EXERCISE DESCRIPTION: Set the listing down unchanged, minus every embedded image.

───── ENTRIES SHOWN ─────

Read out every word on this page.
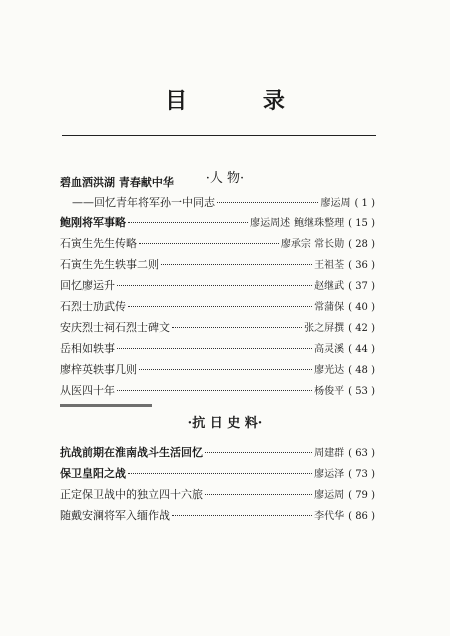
目 录
·人 物·
碧血洒洪湖 青春献中华
——回忆青年将军孙一中同志	廖运周 ( 1 )
鲍刚将军事略	廖运周述 鲍继珠整理 ( 15 )
石寅生先生传略	廖承宗 常长勋 ( 28 )
石寅生先生轶事二则	王祖荃 ( 36 )
回忆廖运升	赵继武 ( 37 )
石烈士劢武传	常蒲保 ( 40 )
安庆烈士祠石烈士碑文	张之屏撰 ( 42 )
岳相如轶事	高灵溪 ( 44 )
廖梓英轶事几则	廖光达 ( 48 )
从医四十年	杨俊平 ( 53 )
·抗 日 史 料·
抗战前期在淮南战斗生活回忆	周建群 ( 63 )
保卫皇阳之战	廖运泽 ( 73 )
正定保卫战中的独立四十六旅	廖运周 ( 79 )
随戴安澜将军入缅作战	李代华 ( 86 )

─────

FINAL RESULT:
Read out every word on this page.
目 录
·人 物·
碧血洒洪湖 青春献中华
——回忆青年将军孙一中同志	廖运周 ( 1 )
鲍刚将军事略	廖运周述 鲍继珠整理 ( 15 )
石寅生先生传略	廖承宗 常长勋 ( 28 )
石寅生先生轶事二则	王祖荃 ( 36 )
回忆廖运升	赵继武 ( 37 )
石烈士劢武传	常蒲保 ( 40 )
安庆烈士祠石烈士碑文	张之屏撰 ( 42 )
岳相如轶事	高灵溪 ( 44 )
廖梓英轶事几则	廖光达 ( 48 )
从医四十年	杨俊平 ( 53 )
·抗 日 史 料·
抗战前期在淮南战斗生活回忆	周建群 ( 63 )
保卫皇阳之战	廖运泽 ( 73 )
正定保卫战中的独立四十六旅	廖运周 ( 79 )
随戴安澜将军入缅作战	李代华 ( 86 )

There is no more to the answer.